Of the lines in the records that follow, how many include the word "метод"? Answer with a bare number.

• • •

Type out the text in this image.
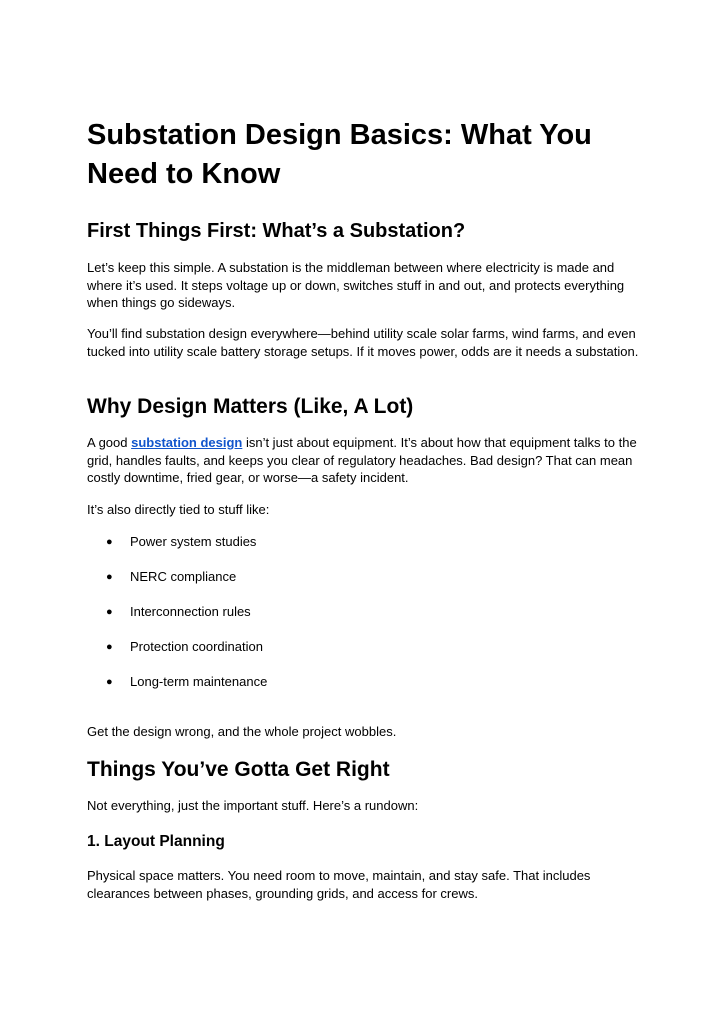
Substation Design Basics: What You Need to Know
First Things First: What’s a Substation?

Let’s keep this simple. A substation is the middleman between where electricity is made and where it’s used. It steps voltage up or down, switches stuff in and out, and protects everything when things go sideways.

You’ll find substation design everywhere—behind utility scale solar farms, wind farms, and even tucked into utility scale battery storage setups. If it moves power, odds are it needs a substation.

Why Design Matters (Like, A Lot)

A good substation design isn’t just about equipment. It’s about how that equipment talks to the grid, handles faults, and keeps you clear of regulatory headaches. Bad design? That can mean costly downtime, fried gear, or worse—a safety incident.

It’s also directly tied to stuff like:

● Power system studies
● NERC compliance
● Interconnection rules
● Protection coordination
● Long-term maintenance

Get the design wrong, and the whole project wobbles.

Things You’ve Gotta Get Right

Not everything, just the important stuff. Here’s a rundown:

1. Layout Planning

Physical space matters. You need room to move, maintain, and stay safe. That includes clearances between phases, grounding grids, and access for crews.
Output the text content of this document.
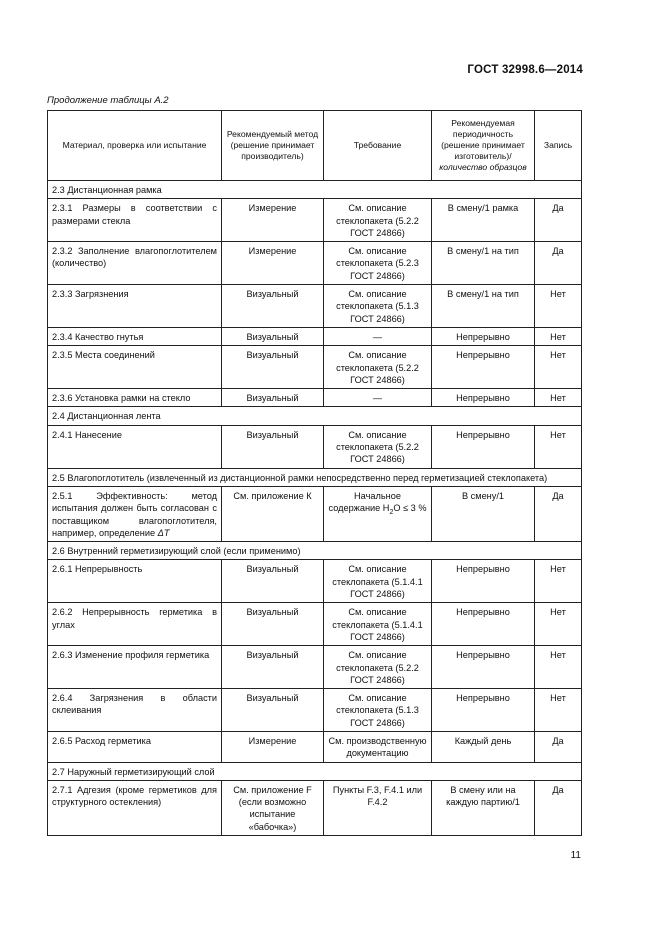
ГОСТ 32998.6—2014
Продолжение таблицы А.2
Материал, проверка или испытание	Рекомендуемый метод (решение принимает производитель)	Требование	Рекомендуемая периодичность (решение принимает изготовитель)/
количество образцов	Запись
2.3 Дистанционная рамка				
2.3.1 Размеры в соответствии с размерами стекла	Измерение	См. описание стеклопакета (5.2.2 ГОСТ 24866)	В смену/1 рамка	Да
2.3.2 Заполнение влагопоглотителем (количество)	Измерение	См. описание стеклопакета (5.2.3 ГОСТ 24866)	В смену/1 на тип	Да
2.3.3 Загрязнения	Визуальный	См. описание стеклопакета (5.1.3 ГОСТ 24866)	В смену/1 на тип	Нет
2.3.4 Качество гнутья	Визуальный	—	Непрерывно	Нет
2.3.5 Места соединений	Визуальный	См. описание стеклопакета (5.2.2 ГОСТ 24866)	Непрерывно	Нет
2.3.6 Установка рамки на стекло	Визуальный	—	Непрерывно	Нет
2.4 Дистанционная лента				
2.4.1 Нанесение	Визуальный	См. описание стеклопакета (5.2.2 ГОСТ 24866)	Непрерывно	Нет
2.5 Влагопоглотитель (извлеченный из дистанционной рамки непосредственно перед герметизацией стеклопакета)				
2.5.1 Эффективность: метод испытания должен быть согласован с поставщиком влагопоглотителя, например, определение ΔT	См. приложение К	Начальное содержание $H_2O \le 3$ %	В смену/1	Да
2.6 Внутренний герметизирующий слой (если применимо)				
2.6.1 Непрерывность	Визуальный	См. описание стеклопакета (5.1.4.1 ГОСТ 24866)	Непрерывно	Нет
2.6.2 Непрерывность герметика в углах	Визуальный	См. описание стеклопакета (5.1.4.1 ГОСТ 24866)	Непрерывно	Нет
2.6.3 Изменение профиля герметика	Визуальный	См. описание стеклопакета (5.2.2 ГОСТ 24866)	Непрерывно	Нет
2.6.4 Загрязнения в области склеивания	Визуальный	См. описание стеклопакета (5.1.3 ГОСТ 24866)	Непрерывно	Нет
2.6.5 Расход герметика	Измерение	См. производственную документацию	Каждый день	Да
2.7 Наружный герметизирующий слой				
2.7.1 Адгезия (кроме герметиков для структурного остекления)	См. приложение F (если возможно испытание «бабочка»)	Пункты F.3, F.4.1 или F.4.2	В смену или на каждую партию/1	Да
11
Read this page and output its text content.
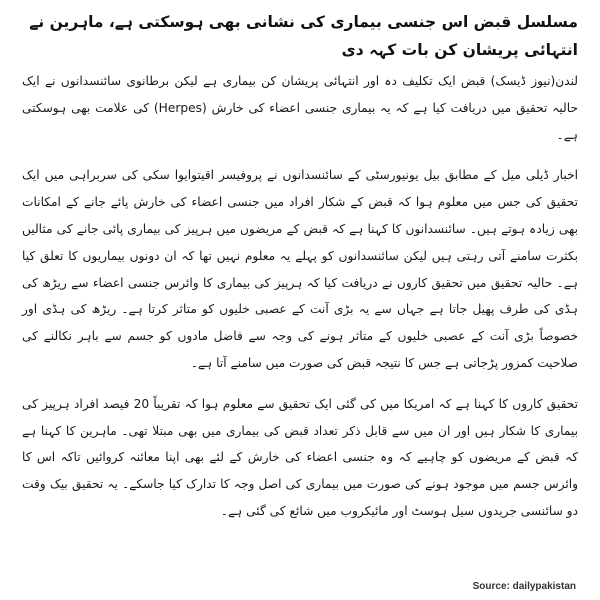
مسلسل قبض اس جنسی بیماری کی نشانی بھی ہوسکتی ہے، ماہرین نے انتہائی پریشان کن بات کہہ دی

لندن(نیوز ڈیسک) قبض ایک تکلیف دہ اور انتہائی پریشان کن بیماری ہے لیکن برطانوی سائنسدانوں نے ایک حالیہ تحقیق میں دریافت کیا ہے کہ یہ بیماری جنسی اعضاء کی خارش (Herpes) کی علامت بھی ہوسکتی ہے۔

اخبار ڈیلی میل کے مطابق بیل یونیورسٹی کے سائنسدانوں نے پروفیسر اقیتوایوا سکی کی سربراہی میں ایک تحقیق کی جس میں معلوم ہوا کہ قبض کے شکار افراد میں جنسی اعضاء کی خارش پائے جانے کے امکانات بھی زیادہ ہوتے ہیں۔ سائنسدانوں کا کہنا ہے کہ قبض کے مریضوں میں ہرپیز کی بیماری پائی جانے کی مثالیں بکثرت سامنے آتی رہتی ہیں لیکن سائنسدانوں کو پہلے یہ معلوم نہیں تھا کہ ان دونوں بیماریوں کا تعلق کیا ہے۔ حالیہ تحقیق میں تحقیق کاروں نے دریافت کیا کہ ہرپیز کی بیماری کا وائرس جنسی اعضاء سے ریڑھ کی ہڈی کی طرف پھیل جاتا ہے جہاں سے یہ بڑی آنت کے عصبی خلیوں کو متاثر کرتا ہے۔ ریڑھ کی ہڈی اور خصوصاً بڑی آنت کے عصبی خلیوں کے متاثر ہونے کی وجہ سے فاضل مادوں کو جسم سے باہر نکالنے کی صلاحیت کمزور پڑجاتی ہے جس کا نتیجہ قبض کی صورت میں سامنے آتا ہے۔

تحقیق کاروں کا کہنا ہے کہ امریکا میں کی گئی ایک تحقیق سے معلوم ہوا کہ تقریباً 20 فیصد افراد ہرپیز کی بیماری کا شکار ہیں اور ان میں سے قابل ذکر تعداد قبض کی بیماری میں بھی مبتلا تھی۔ ماہرین کا کہنا ہے کہ قبض کے مریضوں کو چاہیے کہ وہ جنسی اعضاء کی خارش کے لئے بھی اپنا معائنہ کروائیں تاکہ اس کا وائرس جسم میں موجود ہونے کی صورت میں بیماری کی اصل وجہ کا تدارک کیا جاسکے۔ یہ تحقیق بیک وقت دو سائنسی جریدوں سیل ہوسٹ اور مائیکروب میں شائع کی گئی ہے۔

Source: dailypakistan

• • •

• FULL SOLUTION:
2